**Problem requirements:** Give every line from the entries that contains "aspectos".

::: Data provided

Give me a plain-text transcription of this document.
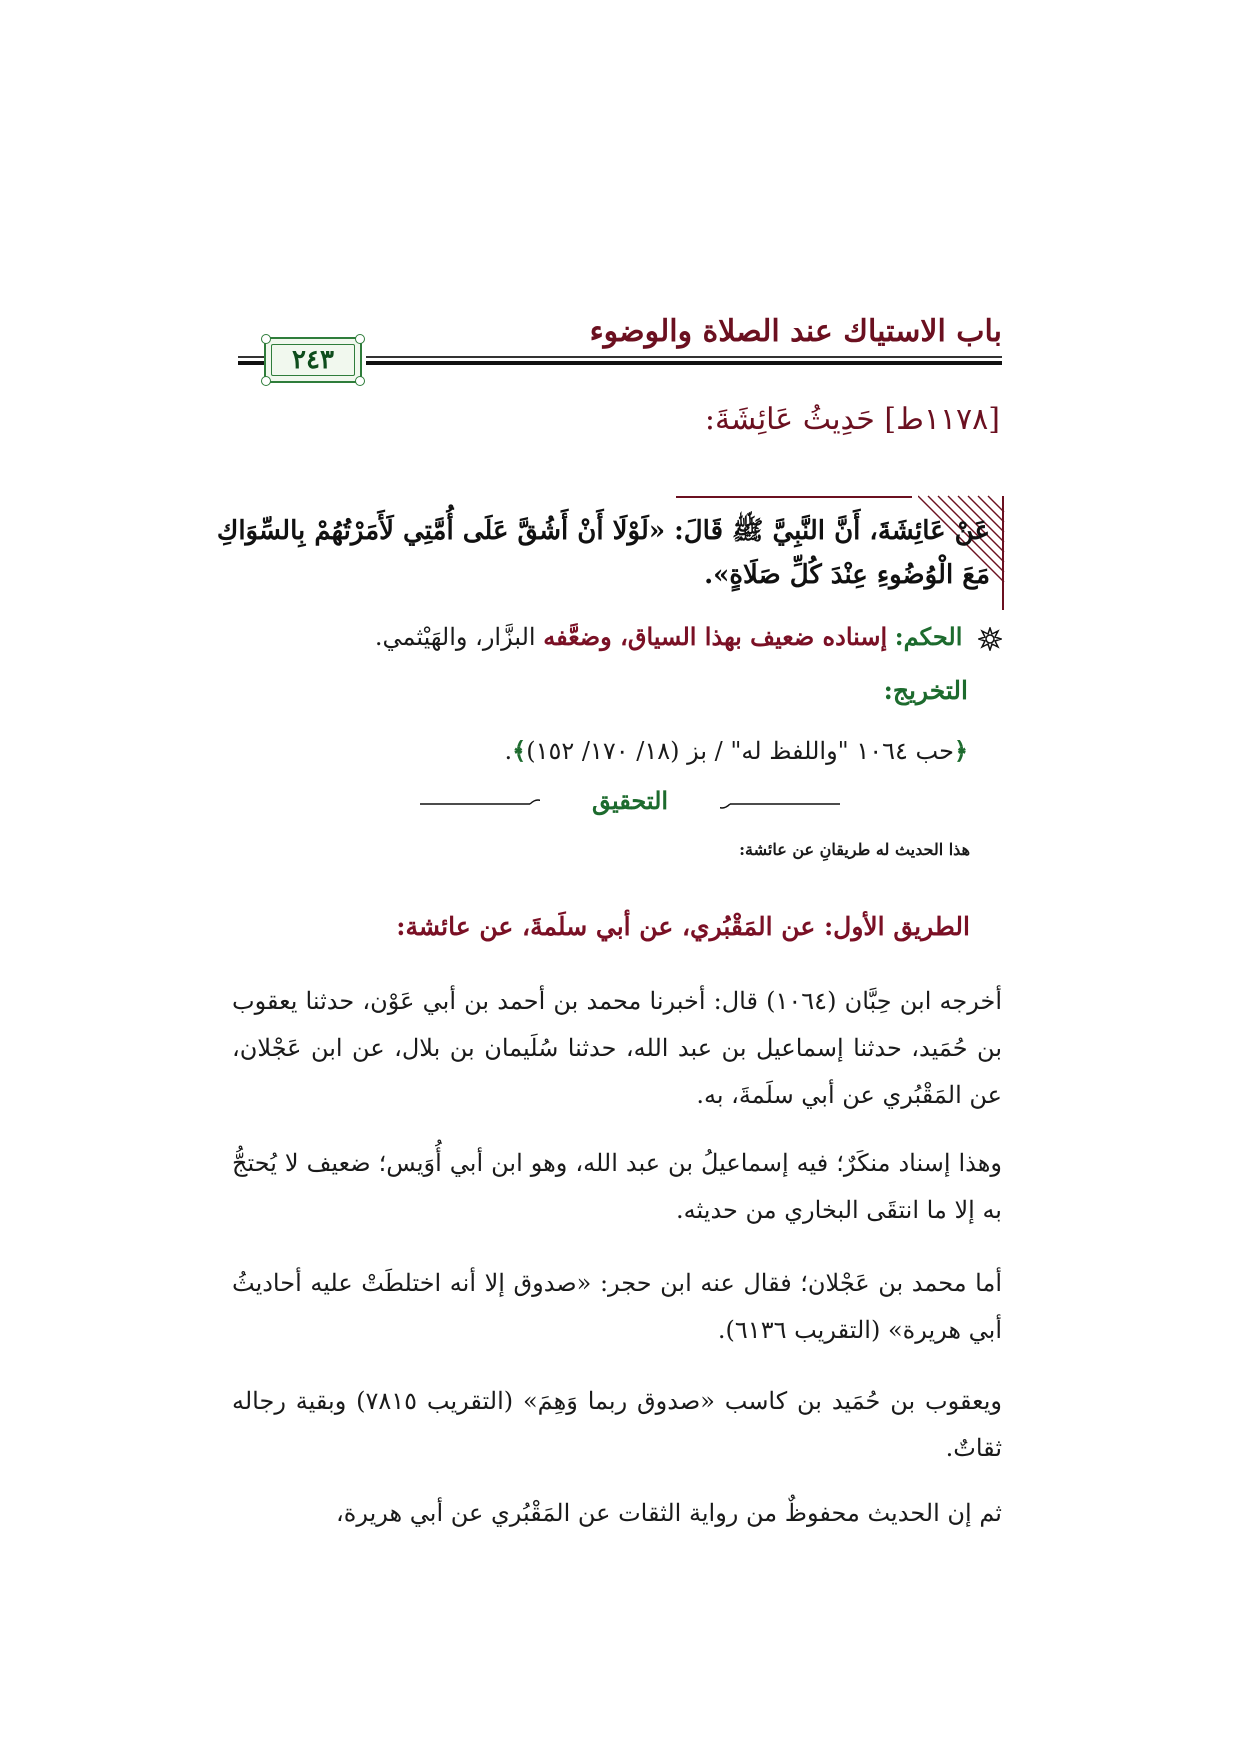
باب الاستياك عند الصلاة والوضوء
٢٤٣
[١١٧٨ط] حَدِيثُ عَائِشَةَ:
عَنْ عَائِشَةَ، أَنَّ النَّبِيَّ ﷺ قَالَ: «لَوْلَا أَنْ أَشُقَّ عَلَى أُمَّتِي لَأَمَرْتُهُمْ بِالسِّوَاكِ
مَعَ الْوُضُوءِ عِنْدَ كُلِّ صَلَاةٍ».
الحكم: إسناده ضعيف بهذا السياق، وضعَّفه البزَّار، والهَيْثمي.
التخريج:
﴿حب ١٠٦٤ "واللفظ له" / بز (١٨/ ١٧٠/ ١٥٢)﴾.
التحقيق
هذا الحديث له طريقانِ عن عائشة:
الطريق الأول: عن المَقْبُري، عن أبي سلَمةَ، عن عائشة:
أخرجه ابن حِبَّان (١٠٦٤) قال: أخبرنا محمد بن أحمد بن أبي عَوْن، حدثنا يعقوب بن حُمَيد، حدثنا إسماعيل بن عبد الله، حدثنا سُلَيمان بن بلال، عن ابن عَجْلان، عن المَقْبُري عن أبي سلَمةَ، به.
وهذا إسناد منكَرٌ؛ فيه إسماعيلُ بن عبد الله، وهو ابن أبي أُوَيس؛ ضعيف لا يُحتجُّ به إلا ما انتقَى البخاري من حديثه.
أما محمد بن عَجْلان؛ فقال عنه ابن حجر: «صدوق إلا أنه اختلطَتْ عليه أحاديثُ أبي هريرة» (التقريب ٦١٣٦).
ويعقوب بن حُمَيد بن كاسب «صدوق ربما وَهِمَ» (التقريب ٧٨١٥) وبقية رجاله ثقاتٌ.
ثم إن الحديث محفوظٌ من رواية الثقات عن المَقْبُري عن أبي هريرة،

::::::
::: Data provided

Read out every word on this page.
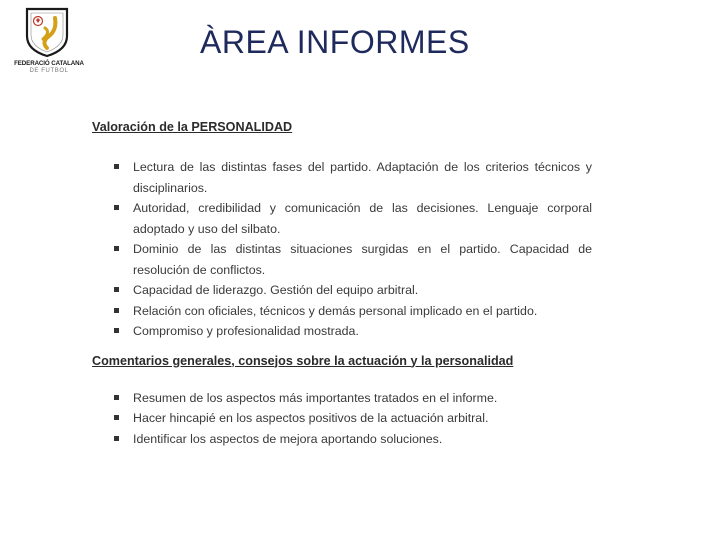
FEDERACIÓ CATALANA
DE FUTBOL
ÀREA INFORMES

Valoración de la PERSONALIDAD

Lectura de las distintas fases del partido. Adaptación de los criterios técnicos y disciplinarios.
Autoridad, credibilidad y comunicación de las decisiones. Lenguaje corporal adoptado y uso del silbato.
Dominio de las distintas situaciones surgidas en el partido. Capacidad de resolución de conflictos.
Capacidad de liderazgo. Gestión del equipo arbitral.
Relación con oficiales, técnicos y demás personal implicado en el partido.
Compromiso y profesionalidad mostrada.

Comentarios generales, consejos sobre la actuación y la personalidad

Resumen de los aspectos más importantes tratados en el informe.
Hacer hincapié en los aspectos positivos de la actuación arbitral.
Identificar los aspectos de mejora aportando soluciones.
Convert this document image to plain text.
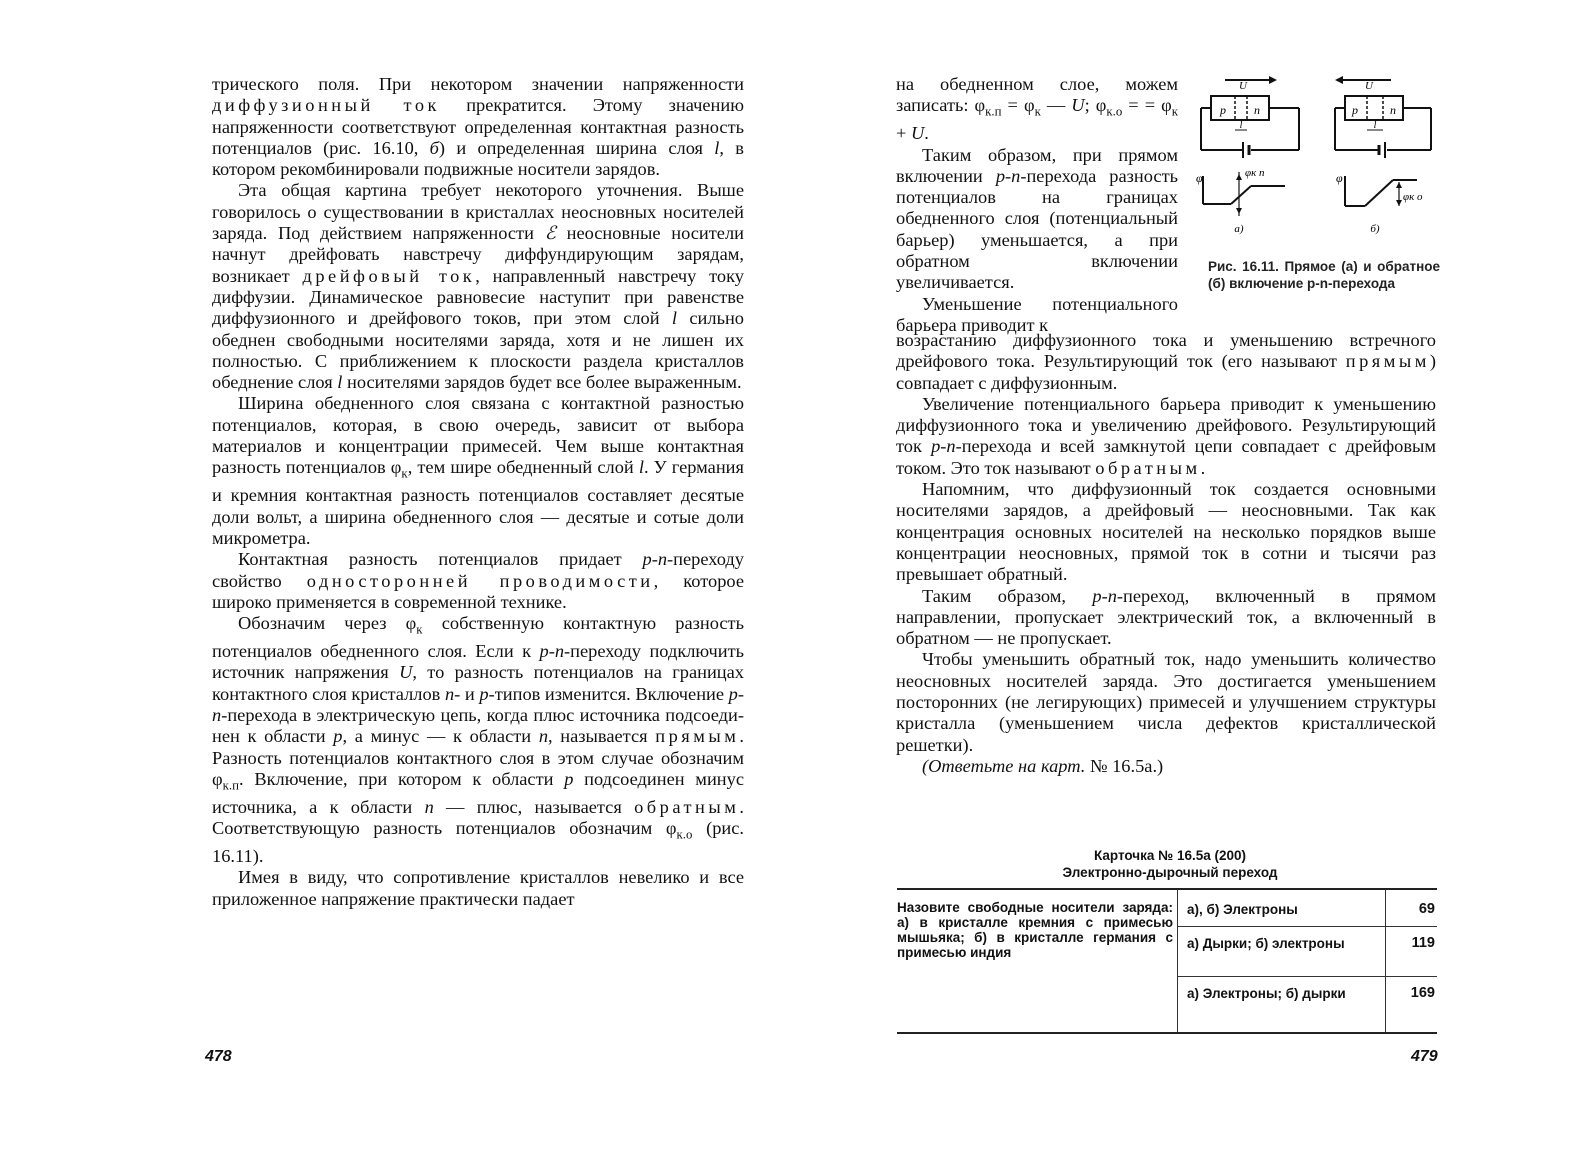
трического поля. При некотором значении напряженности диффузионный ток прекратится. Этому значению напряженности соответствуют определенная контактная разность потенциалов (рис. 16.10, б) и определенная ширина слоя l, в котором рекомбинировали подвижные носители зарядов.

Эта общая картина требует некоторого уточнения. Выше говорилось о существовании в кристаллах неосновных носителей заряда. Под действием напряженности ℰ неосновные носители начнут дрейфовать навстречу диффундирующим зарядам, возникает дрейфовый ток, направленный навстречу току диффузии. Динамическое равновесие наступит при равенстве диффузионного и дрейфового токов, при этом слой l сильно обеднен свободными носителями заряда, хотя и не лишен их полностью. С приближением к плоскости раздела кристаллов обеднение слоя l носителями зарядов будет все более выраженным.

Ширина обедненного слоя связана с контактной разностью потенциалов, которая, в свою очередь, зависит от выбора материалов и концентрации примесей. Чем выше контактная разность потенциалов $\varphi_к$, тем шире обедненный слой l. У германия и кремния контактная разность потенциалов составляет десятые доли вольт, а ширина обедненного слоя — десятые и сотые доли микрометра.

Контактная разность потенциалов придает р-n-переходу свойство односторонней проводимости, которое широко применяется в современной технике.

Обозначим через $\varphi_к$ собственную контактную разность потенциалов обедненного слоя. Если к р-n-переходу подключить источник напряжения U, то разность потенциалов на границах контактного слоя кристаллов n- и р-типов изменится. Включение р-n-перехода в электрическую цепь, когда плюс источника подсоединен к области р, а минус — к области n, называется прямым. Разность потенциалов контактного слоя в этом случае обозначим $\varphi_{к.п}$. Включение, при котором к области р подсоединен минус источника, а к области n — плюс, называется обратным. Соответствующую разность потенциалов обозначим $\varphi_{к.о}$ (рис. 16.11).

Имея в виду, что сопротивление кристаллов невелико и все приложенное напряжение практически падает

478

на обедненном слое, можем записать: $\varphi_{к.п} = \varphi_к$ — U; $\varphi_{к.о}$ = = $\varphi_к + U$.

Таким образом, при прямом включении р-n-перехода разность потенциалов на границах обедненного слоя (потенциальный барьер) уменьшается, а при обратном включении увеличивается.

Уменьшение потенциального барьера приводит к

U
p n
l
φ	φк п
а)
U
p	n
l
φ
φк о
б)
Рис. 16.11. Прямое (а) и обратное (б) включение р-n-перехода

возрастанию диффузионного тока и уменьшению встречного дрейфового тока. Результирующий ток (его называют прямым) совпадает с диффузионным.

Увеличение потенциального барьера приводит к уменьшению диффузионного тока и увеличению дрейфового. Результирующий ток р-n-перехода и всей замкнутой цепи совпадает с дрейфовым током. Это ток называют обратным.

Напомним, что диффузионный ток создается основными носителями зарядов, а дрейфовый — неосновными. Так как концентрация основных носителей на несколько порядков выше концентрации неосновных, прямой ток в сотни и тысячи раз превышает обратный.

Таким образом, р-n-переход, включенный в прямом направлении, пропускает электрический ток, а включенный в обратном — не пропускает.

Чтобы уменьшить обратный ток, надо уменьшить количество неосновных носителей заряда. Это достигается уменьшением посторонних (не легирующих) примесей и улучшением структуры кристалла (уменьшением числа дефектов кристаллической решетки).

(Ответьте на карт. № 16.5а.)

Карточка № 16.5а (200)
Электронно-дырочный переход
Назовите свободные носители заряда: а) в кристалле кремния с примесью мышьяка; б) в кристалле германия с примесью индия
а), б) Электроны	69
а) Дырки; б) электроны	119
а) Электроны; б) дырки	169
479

::::::

**Worked answer:**
Resumen de los aspectos más importantes tratados en el informe.
Hacer hincapié en los aspectos positivos de la actuación arbitral.
Identificar los aspectos de mejora aportando soluciones.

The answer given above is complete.